--- Set problem ---
In the entries below, count every line with the word "this". Return only the count.

(Dataset entries)
+++++
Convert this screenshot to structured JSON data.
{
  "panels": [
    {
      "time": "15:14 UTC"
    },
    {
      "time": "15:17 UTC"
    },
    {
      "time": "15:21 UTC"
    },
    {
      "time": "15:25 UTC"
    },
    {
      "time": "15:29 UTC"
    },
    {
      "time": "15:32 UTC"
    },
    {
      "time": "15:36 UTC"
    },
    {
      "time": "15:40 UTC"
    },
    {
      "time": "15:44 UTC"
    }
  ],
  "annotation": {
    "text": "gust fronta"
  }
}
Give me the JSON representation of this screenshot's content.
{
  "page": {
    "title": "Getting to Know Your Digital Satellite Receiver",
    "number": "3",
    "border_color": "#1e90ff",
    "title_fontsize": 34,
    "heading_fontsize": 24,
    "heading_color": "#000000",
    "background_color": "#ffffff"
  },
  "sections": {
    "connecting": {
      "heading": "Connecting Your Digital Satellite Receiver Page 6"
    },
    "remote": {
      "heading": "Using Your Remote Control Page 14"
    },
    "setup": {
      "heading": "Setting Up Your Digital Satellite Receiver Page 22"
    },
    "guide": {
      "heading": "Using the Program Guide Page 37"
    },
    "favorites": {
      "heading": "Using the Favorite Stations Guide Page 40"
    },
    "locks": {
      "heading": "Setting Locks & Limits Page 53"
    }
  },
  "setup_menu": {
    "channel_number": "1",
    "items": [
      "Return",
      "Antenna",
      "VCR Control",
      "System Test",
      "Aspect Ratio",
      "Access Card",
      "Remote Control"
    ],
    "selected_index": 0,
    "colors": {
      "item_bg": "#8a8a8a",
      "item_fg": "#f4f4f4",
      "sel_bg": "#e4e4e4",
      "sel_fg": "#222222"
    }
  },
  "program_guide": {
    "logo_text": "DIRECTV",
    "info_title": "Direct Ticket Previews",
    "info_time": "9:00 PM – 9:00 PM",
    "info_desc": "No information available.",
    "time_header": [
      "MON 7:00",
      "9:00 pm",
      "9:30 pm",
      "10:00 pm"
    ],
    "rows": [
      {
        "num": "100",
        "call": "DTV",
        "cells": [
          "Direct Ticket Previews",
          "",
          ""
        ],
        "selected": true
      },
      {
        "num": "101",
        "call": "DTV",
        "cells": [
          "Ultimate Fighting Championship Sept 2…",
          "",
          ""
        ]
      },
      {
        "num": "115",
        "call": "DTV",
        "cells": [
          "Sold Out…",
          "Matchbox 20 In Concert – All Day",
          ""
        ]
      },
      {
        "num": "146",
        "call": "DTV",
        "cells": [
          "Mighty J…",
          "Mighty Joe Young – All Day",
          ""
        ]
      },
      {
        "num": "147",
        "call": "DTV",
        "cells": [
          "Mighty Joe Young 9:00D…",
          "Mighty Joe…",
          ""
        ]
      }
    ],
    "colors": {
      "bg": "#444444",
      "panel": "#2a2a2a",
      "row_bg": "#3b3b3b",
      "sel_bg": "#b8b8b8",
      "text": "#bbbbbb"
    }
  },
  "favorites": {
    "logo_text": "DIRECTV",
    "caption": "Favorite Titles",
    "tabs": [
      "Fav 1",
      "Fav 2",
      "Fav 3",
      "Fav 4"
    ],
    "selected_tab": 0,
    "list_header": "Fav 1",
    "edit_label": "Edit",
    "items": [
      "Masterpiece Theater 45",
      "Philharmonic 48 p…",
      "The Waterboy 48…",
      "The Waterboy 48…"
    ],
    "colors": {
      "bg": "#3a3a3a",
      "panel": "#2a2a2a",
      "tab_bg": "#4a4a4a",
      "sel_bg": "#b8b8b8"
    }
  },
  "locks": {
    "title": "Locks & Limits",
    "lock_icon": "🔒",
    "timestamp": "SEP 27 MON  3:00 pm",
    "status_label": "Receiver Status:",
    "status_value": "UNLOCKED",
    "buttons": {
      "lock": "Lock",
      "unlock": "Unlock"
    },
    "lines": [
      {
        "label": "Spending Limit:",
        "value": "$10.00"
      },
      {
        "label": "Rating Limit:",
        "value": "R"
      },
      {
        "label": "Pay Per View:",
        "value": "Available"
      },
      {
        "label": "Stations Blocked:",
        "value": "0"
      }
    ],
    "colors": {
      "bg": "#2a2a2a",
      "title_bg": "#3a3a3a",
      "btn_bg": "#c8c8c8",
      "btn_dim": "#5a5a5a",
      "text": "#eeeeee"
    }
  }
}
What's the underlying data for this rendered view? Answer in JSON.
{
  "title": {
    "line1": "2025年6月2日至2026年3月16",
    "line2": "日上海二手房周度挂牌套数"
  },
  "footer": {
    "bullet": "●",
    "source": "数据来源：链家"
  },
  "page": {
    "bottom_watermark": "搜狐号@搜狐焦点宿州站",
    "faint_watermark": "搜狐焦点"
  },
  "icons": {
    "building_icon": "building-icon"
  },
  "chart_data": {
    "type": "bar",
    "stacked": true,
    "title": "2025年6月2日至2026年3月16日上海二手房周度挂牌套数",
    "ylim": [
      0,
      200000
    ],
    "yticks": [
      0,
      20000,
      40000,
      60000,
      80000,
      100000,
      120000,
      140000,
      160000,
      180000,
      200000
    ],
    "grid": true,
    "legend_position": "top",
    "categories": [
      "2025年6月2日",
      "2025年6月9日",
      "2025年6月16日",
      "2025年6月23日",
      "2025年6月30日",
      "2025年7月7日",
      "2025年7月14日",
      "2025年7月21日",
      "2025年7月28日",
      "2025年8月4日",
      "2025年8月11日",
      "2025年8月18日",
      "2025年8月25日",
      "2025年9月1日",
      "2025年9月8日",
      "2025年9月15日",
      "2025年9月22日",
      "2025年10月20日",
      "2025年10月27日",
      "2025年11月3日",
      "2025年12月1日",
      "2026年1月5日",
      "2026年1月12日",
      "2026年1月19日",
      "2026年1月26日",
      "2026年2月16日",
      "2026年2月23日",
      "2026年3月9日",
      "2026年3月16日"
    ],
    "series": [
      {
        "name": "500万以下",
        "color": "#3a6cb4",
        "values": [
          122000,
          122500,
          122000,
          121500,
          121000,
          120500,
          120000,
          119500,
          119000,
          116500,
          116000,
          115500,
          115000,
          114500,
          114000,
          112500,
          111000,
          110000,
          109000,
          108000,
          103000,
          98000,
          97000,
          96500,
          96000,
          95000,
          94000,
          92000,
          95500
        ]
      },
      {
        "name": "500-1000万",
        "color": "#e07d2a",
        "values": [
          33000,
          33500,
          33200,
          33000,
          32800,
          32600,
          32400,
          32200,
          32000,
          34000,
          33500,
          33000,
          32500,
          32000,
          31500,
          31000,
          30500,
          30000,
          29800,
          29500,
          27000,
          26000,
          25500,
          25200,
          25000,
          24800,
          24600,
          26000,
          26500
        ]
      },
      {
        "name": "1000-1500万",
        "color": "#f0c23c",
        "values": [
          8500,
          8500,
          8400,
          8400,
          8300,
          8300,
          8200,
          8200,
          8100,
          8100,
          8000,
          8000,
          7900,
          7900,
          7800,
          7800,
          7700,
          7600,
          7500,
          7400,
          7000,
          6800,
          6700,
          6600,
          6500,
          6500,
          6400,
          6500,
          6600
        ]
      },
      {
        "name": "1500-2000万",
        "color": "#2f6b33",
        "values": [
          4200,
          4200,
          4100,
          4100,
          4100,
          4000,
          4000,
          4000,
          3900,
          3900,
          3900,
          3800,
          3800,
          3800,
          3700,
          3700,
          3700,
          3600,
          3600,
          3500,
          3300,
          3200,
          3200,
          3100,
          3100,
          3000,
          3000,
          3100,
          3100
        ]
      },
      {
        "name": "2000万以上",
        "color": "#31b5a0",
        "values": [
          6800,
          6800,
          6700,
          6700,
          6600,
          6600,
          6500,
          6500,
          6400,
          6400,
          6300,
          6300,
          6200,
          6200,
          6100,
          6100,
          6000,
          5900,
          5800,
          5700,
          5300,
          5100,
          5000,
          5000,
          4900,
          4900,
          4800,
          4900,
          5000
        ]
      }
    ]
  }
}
+++++
--- Task response ---
3